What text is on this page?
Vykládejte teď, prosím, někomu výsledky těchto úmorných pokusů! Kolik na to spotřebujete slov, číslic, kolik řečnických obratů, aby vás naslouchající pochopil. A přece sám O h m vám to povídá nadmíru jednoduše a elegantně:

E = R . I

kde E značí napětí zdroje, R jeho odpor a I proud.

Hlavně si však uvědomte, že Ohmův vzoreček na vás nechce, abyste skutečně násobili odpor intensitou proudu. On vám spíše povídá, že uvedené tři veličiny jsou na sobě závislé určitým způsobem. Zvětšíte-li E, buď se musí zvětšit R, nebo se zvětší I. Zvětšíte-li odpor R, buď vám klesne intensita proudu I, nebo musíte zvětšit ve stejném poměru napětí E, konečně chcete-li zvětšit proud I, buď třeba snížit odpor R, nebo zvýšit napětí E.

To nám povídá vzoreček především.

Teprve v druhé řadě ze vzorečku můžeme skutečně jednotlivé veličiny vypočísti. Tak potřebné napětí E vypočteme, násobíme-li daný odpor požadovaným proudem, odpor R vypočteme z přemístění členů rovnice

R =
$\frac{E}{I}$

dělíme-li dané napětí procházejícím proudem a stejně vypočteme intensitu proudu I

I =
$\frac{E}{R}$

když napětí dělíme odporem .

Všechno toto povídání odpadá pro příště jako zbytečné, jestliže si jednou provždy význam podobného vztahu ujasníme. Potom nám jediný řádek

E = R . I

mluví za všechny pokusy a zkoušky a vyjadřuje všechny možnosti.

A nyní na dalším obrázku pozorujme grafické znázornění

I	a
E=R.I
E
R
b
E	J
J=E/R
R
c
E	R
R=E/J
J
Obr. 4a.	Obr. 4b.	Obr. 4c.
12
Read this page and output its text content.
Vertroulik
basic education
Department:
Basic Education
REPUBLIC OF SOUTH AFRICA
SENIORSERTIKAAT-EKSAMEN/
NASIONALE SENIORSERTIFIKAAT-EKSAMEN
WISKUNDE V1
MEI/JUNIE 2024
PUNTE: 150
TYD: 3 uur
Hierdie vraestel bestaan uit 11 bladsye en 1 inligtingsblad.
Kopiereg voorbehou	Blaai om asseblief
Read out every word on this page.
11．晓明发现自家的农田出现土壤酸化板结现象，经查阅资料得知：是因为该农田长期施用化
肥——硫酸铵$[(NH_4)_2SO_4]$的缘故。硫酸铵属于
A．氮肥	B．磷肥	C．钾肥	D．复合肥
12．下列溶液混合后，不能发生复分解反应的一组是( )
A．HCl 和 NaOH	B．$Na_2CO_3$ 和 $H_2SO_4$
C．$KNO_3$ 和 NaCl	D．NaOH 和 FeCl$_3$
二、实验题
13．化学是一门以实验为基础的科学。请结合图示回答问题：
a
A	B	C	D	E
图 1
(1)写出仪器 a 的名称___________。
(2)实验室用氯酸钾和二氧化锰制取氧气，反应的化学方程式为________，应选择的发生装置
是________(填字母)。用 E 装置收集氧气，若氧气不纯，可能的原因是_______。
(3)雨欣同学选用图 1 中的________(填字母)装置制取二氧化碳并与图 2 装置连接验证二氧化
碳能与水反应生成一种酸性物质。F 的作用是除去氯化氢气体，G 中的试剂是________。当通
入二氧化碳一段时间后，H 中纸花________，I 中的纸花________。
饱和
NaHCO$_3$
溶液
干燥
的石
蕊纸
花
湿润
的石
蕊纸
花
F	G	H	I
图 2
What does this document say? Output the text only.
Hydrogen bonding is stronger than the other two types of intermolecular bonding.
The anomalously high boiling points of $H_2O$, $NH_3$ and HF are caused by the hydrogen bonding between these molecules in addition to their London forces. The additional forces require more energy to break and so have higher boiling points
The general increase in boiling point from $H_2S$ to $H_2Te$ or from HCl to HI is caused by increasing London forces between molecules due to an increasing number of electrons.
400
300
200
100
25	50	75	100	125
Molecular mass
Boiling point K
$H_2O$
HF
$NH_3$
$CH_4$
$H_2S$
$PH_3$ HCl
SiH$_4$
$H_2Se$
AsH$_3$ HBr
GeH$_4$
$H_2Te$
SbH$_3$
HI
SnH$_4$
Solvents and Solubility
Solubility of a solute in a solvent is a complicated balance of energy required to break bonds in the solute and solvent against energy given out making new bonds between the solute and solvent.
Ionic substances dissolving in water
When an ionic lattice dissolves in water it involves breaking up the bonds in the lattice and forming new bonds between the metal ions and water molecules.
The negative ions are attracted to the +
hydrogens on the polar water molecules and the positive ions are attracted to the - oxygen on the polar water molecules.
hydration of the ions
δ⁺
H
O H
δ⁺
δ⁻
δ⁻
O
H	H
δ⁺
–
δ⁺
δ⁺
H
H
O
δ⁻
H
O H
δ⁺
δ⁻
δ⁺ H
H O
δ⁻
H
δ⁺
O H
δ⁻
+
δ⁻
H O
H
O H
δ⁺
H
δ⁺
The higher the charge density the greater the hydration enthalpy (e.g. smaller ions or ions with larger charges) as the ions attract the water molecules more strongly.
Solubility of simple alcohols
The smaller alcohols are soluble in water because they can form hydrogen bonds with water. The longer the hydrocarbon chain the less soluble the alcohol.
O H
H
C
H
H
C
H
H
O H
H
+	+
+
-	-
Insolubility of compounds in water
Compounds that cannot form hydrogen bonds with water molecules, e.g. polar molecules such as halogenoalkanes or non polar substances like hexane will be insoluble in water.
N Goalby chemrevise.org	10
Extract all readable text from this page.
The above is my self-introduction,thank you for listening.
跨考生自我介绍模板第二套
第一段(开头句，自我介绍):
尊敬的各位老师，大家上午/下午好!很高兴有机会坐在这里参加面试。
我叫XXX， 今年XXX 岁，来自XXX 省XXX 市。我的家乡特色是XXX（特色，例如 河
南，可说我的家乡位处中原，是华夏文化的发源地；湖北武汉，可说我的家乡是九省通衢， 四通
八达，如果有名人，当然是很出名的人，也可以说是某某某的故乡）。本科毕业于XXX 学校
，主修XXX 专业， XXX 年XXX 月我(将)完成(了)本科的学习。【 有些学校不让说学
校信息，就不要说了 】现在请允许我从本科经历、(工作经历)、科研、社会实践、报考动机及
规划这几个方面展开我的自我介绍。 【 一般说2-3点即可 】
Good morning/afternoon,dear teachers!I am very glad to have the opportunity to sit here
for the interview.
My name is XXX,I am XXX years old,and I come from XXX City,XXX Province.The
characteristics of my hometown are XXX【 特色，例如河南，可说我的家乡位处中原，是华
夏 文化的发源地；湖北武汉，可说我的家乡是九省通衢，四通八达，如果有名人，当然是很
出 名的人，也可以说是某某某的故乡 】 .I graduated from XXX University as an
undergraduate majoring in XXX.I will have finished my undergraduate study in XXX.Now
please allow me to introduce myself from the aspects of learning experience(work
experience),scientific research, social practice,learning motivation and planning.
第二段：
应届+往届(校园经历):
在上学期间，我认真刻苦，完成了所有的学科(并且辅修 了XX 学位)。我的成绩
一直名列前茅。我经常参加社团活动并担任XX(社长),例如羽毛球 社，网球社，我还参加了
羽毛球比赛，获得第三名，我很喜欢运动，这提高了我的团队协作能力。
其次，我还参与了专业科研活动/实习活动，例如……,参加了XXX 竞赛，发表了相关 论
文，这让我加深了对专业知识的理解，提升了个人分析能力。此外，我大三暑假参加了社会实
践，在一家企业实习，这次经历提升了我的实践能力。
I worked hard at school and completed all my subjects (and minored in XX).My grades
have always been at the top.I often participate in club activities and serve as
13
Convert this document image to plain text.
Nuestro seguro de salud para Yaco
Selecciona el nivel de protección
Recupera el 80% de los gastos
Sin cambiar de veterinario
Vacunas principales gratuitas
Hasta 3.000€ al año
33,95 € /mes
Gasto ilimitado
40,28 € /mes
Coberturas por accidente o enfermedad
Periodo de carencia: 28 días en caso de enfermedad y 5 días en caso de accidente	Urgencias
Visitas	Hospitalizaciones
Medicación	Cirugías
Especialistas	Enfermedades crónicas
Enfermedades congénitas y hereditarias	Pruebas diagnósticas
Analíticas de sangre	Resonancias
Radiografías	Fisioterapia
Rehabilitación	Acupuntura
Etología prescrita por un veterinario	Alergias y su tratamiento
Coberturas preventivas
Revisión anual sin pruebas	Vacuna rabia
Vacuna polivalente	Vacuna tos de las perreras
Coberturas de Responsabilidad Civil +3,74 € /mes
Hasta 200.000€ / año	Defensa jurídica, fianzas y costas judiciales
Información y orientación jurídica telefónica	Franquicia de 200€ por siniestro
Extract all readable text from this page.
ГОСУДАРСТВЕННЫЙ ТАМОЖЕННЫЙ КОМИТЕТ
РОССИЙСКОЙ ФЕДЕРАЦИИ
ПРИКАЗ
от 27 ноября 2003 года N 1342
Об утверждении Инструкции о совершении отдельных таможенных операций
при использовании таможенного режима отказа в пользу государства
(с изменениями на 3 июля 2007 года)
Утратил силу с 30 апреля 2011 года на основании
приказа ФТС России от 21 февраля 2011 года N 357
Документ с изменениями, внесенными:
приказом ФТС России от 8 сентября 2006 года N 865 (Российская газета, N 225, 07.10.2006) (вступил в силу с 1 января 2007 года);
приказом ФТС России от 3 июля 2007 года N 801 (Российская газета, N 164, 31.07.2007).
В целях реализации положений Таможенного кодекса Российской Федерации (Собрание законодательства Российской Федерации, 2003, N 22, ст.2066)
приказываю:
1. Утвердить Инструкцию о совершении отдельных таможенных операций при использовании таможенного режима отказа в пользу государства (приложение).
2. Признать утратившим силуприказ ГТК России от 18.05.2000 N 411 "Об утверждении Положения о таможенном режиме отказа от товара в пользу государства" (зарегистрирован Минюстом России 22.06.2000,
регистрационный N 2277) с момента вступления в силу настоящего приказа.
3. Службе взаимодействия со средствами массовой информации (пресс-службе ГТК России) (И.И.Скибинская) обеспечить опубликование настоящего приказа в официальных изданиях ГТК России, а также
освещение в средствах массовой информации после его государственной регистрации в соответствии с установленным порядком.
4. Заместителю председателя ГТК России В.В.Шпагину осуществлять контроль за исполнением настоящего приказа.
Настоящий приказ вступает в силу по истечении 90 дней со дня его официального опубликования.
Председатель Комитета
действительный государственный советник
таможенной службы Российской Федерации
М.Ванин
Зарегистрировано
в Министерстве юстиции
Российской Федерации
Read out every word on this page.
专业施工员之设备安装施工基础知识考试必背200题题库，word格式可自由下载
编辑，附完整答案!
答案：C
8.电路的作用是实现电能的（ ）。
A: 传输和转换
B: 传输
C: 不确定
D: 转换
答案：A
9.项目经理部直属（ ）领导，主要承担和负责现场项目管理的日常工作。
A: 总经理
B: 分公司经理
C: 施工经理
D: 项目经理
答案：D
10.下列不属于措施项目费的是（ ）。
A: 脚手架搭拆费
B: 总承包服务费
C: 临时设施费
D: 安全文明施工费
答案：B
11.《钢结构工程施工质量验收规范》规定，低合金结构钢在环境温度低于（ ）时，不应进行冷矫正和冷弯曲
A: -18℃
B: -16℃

**What is needed**
Copy down every line of the material above that includes the string "совершении".

**Task output**
Об утверждении Инструкции о совершении отдельных таможенных операций
1. Утвердить Инструкцию о совершении отдельных таможенных операций при использовании таможенного режима отказа в пользу государства (приложение).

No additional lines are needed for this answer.